** Start Data provided **

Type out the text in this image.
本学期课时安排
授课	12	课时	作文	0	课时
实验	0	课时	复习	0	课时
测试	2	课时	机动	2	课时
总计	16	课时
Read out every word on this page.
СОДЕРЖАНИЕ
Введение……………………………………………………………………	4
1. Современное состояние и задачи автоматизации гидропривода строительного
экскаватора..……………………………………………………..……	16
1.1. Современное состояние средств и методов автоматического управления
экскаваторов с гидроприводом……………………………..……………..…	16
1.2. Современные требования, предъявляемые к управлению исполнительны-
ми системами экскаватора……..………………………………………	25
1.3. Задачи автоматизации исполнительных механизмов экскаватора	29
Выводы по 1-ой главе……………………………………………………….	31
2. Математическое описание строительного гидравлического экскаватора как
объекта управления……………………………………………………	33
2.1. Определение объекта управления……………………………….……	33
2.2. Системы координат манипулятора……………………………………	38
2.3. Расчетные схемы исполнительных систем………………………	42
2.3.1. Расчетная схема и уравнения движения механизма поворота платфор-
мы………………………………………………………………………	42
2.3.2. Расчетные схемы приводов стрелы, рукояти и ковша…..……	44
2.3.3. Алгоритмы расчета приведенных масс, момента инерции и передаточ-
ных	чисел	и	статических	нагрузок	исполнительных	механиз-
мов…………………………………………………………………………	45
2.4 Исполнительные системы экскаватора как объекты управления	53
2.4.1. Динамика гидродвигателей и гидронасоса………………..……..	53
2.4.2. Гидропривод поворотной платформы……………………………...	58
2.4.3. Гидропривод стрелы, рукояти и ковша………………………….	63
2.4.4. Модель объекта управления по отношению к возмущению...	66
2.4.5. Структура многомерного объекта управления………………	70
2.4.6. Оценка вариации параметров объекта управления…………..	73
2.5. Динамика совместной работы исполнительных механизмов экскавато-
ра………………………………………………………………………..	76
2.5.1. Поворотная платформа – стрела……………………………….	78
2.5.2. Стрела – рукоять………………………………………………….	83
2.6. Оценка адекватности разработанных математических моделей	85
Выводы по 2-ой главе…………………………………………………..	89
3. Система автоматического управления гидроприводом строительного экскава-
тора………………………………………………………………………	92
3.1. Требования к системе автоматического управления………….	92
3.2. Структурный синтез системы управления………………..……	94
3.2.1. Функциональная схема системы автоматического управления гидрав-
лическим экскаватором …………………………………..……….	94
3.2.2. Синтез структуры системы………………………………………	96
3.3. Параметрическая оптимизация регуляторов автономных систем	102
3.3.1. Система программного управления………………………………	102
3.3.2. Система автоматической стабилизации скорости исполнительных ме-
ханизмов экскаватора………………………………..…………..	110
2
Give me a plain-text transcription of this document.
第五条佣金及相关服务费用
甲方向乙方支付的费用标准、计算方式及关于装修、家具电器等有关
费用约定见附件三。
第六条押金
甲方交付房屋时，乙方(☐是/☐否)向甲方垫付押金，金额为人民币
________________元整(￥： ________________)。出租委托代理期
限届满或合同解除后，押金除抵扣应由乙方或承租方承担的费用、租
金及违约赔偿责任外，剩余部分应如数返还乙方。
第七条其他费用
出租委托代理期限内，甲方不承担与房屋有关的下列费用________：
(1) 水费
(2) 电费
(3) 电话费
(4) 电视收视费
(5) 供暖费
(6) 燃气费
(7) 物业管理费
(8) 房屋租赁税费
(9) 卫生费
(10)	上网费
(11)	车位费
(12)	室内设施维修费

** End Data provided **

Starting at the line that contains "Give me a plain-text", quote each remaining line of the entries above, unchanged.

» **Response to the task**:
Give me a plain-text transcription of this document.
第五条佣金及相关服务费用
甲方向乙方支付的费用标准、计算方式及关于装修、家具电器等有关
费用约定见附件三。
第六条押金
甲方交付房屋时，乙方(☐是/☐否)向甲方垫付押金，金额为人民币
________________元整(￥： ________________)。出租委托代理期
限届满或合同解除后，押金除抵扣应由乙方或承租方承担的费用、租
金及违约赔偿责任外，剩余部分应如数返还乙方。
第七条其他费用
出租委托代理期限内，甲方不承担与房屋有关的下列费用________：
(1) 水费
(2) 电费
(3) 电话费
(4) 电视收视费
(5) 供暖费
(6) 燃气费
(7) 物业管理费
(8) 房屋租赁税费
(9) 卫生费
(10)	上网费
(11)	车位费
(12)	室内设施维修费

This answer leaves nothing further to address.